Dataset items:

..........

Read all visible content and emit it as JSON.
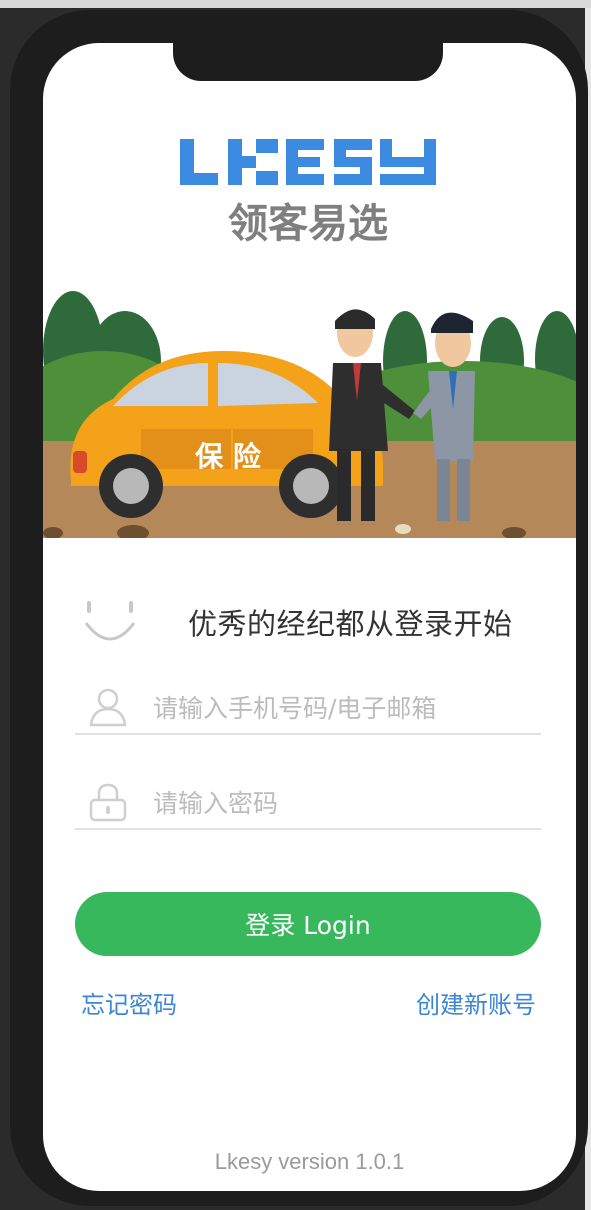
{
  "app": {
    "logo_text": "LKESY",
    "logo_subtitle": "领客易选"
  },
  "illustration": {
    "car_sign": "保 险"
  },
  "login": {
    "slogan": "优秀的经纪都从登录开始",
    "username_placeholder": "请输入手机号码/电子邮箱",
    "password_placeholder": "请输入密码",
    "submit_label": "登录 Login",
    "forgot_label": "忘记密码",
    "register_label": "创建新账号"
  },
  "footer": {
    "version": "Lkesy version 1.0.1"
  },
  "colors": {
    "primary": "#37b85c",
    "link": "#3d86d6",
    "logo_blue": "#3d8be0",
    "logo_gray": "#7f7f7f"
  },
  "icons": {
    "smile": "smile-icon",
    "user": "user-icon",
    "lock": "lock-icon"
  }
}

..........

What to do:
Write out each line again precisely as it appears, skipping every picture.

Solution to this problem:
Read all visible content and emit it as JSON.
{
  "app": {
    "logo_text": "LKESY",
    "logo_subtitle": "领客易选"
  },
  "illustration": {
    "car_sign": "保 险"
  },
  "login": {
    "slogan": "优秀的经纪都从登录开始",
    "username_placeholder": "请输入手机号码/电子邮箱",
    "password_placeholder": "请输入密码",
    "submit_label": "登录 Login",
    "forgot_label": "忘记密码",
    "register_label": "创建新账号"
  },
  "footer": {
    "version": "Lkesy version 1.0.1"
  },
  "colors": {
    "primary": "#37b85c",
    "link": "#3d86d6",
    "logo_blue": "#3d8be0",
    "logo_gray": "#7f7f7f"
  },
  "icons": {
    "smile": "smile-icon",
    "user": "user-icon",
    "lock": "lock-icon"
  }
}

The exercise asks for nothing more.